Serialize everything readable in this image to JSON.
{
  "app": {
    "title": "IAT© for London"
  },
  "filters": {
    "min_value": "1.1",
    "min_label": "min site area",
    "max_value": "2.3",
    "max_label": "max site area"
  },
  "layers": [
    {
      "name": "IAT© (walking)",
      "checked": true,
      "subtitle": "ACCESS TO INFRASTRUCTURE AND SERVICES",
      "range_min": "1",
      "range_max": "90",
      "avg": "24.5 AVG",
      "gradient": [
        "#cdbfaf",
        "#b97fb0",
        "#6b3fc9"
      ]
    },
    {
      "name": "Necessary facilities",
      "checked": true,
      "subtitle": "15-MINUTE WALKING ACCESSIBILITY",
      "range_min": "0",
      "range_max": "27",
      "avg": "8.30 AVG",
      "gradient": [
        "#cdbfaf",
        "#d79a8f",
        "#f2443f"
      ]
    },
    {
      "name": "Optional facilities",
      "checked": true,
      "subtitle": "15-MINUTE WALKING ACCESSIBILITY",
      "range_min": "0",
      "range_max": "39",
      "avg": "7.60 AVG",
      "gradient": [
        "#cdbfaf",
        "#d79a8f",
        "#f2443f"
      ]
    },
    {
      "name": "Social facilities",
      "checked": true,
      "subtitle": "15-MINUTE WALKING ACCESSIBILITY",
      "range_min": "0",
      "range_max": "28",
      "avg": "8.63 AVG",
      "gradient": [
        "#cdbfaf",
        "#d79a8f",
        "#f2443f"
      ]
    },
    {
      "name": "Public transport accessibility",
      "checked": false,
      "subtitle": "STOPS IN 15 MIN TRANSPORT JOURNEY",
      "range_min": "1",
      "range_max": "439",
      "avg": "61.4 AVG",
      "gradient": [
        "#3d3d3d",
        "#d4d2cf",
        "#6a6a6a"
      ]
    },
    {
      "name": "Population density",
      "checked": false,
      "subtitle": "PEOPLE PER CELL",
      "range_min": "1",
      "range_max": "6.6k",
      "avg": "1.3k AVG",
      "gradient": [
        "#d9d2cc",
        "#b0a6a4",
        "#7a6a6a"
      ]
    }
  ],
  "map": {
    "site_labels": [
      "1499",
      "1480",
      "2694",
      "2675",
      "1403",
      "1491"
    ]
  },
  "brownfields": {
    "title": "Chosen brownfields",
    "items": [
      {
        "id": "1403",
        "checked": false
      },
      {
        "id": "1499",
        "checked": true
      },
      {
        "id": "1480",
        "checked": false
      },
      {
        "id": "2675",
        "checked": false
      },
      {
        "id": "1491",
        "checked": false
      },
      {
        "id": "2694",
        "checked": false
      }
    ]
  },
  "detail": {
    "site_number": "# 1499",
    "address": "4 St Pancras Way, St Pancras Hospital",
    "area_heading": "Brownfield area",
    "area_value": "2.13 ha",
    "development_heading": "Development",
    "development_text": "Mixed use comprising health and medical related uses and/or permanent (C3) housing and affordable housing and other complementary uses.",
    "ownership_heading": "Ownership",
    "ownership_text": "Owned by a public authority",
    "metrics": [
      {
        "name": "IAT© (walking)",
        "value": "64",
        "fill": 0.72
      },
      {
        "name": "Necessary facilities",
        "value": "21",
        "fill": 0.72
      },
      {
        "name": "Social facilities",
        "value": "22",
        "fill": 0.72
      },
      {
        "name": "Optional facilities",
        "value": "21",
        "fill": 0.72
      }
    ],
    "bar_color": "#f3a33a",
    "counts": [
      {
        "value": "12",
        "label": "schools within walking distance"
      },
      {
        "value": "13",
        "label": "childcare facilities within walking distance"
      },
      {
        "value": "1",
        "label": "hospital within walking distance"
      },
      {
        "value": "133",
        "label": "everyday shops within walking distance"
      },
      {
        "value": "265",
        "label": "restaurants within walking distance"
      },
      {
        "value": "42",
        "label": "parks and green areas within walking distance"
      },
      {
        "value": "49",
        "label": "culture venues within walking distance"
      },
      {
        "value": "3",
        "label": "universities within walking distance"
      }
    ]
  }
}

• Your goal:
Reproduce the material exactly, with every line intact.

• Response:
Serialize everything readable in this image to JSON.
{
  "app": {
    "title": "IAT© for London"
  },
  "filters": {
    "min_value": "1.1",
    "min_label": "min site area",
    "max_value": "2.3",
    "max_label": "max site area"
  },
  "layers": [
    {
      "name": "IAT© (walking)",
      "checked": true,
      "subtitle": "ACCESS TO INFRASTRUCTURE AND SERVICES",
      "range_min": "1",
      "range_max": "90",
      "avg": "24.5 AVG",
      "gradient": [
        "#cdbfaf",
        "#b97fb0",
        "#6b3fc9"
      ]
    },
    {
      "name": "Necessary facilities",
      "checked": true,
      "subtitle": "15-MINUTE WALKING ACCESSIBILITY",
      "range_min": "0",
      "range_max": "27",
      "avg": "8.30 AVG",
      "gradient": [
        "#cdbfaf",
        "#d79a8f",
        "#f2443f"
      ]
    },
    {
      "name": "Optional facilities",
      "checked": true,
      "subtitle": "15-MINUTE WALKING ACCESSIBILITY",
      "range_min": "0",
      "range_max": "39",
      "avg": "7.60 AVG",
      "gradient": [
        "#cdbfaf",
        "#d79a8f",
        "#f2443f"
      ]
    },
    {
      "name": "Social facilities",
      "checked": true,
      "subtitle": "15-MINUTE WALKING ACCESSIBILITY",
      "range_min": "0",
      "range_max": "28",
      "avg": "8.63 AVG",
      "gradient": [
        "#cdbfaf",
        "#d79a8f",
        "#f2443f"
      ]
    },
    {
      "name": "Public transport accessibility",
      "checked": false,
      "subtitle": "STOPS IN 15 MIN TRANSPORT JOURNEY",
      "range_min": "1",
      "range_max": "439",
      "avg": "61.4 AVG",
      "gradient": [
        "#3d3d3d",
        "#d4d2cf",
        "#6a6a6a"
      ]
    },
    {
      "name": "Population density",
      "checked": false,
      "subtitle": "PEOPLE PER CELL",
      "range_min": "1",
      "range_max": "6.6k",
      "avg": "1.3k AVG",
      "gradient": [
        "#d9d2cc",
        "#b0a6a4",
        "#7a6a6a"
      ]
    }
  ],
  "map": {
    "site_labels": [
      "1499",
      "1480",
      "2694",
      "2675",
      "1403",
      "1491"
    ]
  },
  "brownfields": {
    "title": "Chosen brownfields",
    "items": [
      {
        "id": "1403",
        "checked": false
      },
      {
        "id": "1499",
        "checked": true
      },
      {
        "id": "1480",
        "checked": false
      },
      {
        "id": "2675",
        "checked": false
      },
      {
        "id": "1491",
        "checked": false
      },
      {
        "id": "2694",
        "checked": false
      }
    ]
  },
  "detail": {
    "site_number": "# 1499",
    "address": "4 St Pancras Way, St Pancras Hospital",
    "area_heading": "Brownfield area",
    "area_value": "2.13 ha",
    "development_heading": "Development",
    "development_text": "Mixed use comprising health and medical related uses and/or permanent (C3) housing and affordable housing and other complementary uses.",
    "ownership_heading": "Ownership",
    "ownership_text": "Owned by a public authority",
    "metrics": [
      {
        "name": "IAT© (walking)",
        "value": "64",
        "fill": 0.72
      },
      {
        "name": "Necessary facilities",
        "value": "21",
        "fill": 0.72
      },
      {
        "name": "Social facilities",
        "value": "22",
        "fill": 0.72
      },
      {
        "name": "Optional facilities",
        "value": "21",
        "fill": 0.72
      }
    ],
    "bar_color": "#f3a33a",
    "counts": [
      {
        "value": "12",
        "label": "schools within walking distance"
      },
      {
        "value": "13",
        "label": "childcare facilities within walking distance"
      },
      {
        "value": "1",
        "label": "hospital within walking distance"
      },
      {
        "value": "133",
        "label": "everyday shops within walking distance"
      },
      {
        "value": "265",
        "label": "restaurants within walking distance"
      },
      {
        "value": "42",
        "label": "parks and green areas within walking distance"
      },
      {
        "value": "49",
        "label": "culture venues within walking distance"
      },
      {
        "value": "3",
        "label": "universities within walking distance"
      }
    ]
  }
}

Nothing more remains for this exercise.